▶ **Task requirements**:
Starting at the first line and ending with the line that contains "svg-text:프로모션: 프로모션: [98, 138, 201, 171]", rewrite only those lines with "hot-air-balloon-icon" changed to "balloon-icon" and everything else left the same.

▶ **Records for this exercise**:
▼▼▼
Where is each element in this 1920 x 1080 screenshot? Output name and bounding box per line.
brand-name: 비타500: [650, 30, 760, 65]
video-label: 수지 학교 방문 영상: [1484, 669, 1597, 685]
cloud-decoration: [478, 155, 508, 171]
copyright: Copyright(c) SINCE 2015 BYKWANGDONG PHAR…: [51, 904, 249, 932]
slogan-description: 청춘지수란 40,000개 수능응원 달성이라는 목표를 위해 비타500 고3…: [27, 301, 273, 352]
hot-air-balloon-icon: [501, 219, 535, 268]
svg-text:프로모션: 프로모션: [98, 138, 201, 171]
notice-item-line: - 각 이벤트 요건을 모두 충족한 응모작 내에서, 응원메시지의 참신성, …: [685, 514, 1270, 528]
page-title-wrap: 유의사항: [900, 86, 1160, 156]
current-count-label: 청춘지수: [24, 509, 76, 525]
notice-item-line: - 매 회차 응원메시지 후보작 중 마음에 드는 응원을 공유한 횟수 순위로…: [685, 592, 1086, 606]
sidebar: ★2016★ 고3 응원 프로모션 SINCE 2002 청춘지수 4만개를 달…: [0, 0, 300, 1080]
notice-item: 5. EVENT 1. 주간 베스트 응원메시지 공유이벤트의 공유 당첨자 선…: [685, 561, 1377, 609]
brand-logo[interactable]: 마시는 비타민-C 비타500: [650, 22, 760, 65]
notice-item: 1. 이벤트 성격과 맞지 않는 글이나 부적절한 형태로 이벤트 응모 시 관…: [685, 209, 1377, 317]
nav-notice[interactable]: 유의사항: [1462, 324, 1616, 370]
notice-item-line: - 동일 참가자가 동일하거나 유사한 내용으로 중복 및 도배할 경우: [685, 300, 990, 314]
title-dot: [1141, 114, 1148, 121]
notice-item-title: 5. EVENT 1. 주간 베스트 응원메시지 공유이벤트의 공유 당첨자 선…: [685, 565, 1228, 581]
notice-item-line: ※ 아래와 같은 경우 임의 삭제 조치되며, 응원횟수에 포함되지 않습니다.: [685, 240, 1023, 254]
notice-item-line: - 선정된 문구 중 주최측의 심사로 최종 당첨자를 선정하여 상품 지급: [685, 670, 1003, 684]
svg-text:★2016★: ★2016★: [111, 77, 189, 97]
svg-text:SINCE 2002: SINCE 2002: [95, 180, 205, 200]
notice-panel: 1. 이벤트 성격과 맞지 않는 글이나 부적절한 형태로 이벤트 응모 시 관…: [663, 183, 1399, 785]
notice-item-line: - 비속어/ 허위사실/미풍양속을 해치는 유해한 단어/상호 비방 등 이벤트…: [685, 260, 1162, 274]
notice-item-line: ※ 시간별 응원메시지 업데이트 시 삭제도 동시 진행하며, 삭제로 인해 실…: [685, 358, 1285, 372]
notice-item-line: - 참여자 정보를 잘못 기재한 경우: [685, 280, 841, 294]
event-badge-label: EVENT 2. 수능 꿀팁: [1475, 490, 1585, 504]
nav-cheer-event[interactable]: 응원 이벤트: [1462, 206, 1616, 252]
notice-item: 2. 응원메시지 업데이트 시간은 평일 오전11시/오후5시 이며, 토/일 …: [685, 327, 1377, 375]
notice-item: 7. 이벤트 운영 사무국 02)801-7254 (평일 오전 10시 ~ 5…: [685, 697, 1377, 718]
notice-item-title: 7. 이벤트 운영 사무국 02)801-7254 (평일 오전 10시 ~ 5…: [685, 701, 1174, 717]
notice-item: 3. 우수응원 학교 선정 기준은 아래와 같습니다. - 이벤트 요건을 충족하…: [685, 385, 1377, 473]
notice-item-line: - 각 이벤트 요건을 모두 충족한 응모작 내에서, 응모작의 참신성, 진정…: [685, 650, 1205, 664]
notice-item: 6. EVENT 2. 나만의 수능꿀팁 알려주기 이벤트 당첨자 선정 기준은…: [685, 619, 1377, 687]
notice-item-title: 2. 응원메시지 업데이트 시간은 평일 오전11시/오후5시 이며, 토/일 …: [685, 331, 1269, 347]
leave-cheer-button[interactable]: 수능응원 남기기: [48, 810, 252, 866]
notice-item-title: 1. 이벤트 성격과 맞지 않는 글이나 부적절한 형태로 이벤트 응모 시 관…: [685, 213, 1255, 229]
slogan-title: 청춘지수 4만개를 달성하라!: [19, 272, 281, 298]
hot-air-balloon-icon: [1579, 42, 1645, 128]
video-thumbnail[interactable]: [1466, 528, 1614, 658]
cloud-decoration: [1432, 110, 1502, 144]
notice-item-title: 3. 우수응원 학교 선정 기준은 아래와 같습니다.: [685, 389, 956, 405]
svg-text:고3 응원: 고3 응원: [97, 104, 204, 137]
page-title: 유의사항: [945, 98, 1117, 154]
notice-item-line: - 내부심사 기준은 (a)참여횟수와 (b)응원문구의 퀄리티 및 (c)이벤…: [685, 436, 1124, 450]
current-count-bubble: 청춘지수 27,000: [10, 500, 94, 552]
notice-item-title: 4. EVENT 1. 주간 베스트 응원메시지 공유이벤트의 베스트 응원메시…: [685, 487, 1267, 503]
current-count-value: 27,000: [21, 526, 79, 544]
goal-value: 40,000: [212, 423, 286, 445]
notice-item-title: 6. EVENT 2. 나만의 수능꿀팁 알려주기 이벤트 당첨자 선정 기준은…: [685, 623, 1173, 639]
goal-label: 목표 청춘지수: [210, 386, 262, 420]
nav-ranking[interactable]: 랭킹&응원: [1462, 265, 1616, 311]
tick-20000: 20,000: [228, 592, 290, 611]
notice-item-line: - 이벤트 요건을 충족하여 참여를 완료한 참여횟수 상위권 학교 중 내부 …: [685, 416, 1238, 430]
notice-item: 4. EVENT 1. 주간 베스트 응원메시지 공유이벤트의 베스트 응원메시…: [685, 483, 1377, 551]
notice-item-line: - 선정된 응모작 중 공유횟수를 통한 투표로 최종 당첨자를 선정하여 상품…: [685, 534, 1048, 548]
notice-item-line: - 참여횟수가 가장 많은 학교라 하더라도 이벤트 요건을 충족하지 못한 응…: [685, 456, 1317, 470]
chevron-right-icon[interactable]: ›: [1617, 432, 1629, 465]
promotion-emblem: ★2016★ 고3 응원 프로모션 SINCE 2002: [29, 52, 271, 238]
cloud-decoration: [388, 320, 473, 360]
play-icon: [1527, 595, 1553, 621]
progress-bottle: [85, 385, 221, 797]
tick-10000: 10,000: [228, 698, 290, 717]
▲▲▲
▶ **Task result**:
Where is each element in this 1920 x 1080 screenshot? Output name and bounding box per line.
brand-name: 비타500: [650, 30, 760, 65]
video-label: 수지 학교 방문 영상: [1484, 669, 1597, 685]
cloud-decoration: [478, 155, 508, 171]
copyright: Copyright(c) SINCE 2015 BYKWANGDONG PHAR…: [51, 904, 249, 932]
slogan-description: 청춘지수란 40,000개 수능응원 달성이라는 목표를 위해 비타500 고3…: [27, 301, 273, 352]
balloon-icon: [501, 219, 535, 268]
svg-text:프로모션: 프로모션: [98, 138, 201, 171]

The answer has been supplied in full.